## Start Records provided

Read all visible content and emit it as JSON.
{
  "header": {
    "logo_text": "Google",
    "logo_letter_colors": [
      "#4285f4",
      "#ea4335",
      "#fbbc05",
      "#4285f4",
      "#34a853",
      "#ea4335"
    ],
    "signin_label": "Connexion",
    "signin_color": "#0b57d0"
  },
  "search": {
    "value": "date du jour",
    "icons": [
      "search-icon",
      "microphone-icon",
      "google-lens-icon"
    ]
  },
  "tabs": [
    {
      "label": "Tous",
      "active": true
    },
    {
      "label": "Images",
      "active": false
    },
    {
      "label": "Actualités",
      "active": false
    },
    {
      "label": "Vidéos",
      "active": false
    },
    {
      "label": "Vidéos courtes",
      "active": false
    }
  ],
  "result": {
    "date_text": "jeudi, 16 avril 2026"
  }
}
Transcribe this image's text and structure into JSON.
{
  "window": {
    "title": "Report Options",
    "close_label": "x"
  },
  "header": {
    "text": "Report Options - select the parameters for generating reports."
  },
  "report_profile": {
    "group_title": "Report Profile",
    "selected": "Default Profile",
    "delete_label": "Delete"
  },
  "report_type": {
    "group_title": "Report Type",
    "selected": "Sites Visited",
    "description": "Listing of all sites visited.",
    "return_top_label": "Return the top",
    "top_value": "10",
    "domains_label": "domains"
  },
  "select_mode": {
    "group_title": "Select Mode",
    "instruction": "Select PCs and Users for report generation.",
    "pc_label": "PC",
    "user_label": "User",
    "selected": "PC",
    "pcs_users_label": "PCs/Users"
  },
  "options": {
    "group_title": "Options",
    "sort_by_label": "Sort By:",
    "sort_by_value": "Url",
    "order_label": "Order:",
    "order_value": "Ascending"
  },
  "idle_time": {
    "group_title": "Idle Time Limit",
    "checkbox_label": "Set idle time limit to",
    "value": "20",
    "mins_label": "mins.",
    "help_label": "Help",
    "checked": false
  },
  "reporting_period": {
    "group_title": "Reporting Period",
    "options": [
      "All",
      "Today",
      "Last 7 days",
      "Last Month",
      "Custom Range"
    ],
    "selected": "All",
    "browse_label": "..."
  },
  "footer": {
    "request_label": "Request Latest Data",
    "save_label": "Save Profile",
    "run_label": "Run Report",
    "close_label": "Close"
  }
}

## End Records provided

Locate the lines above that contain "JSON" and copy them.

Read all visible content and emit it as JSON.
Transcribe this image's text and structure into JSON.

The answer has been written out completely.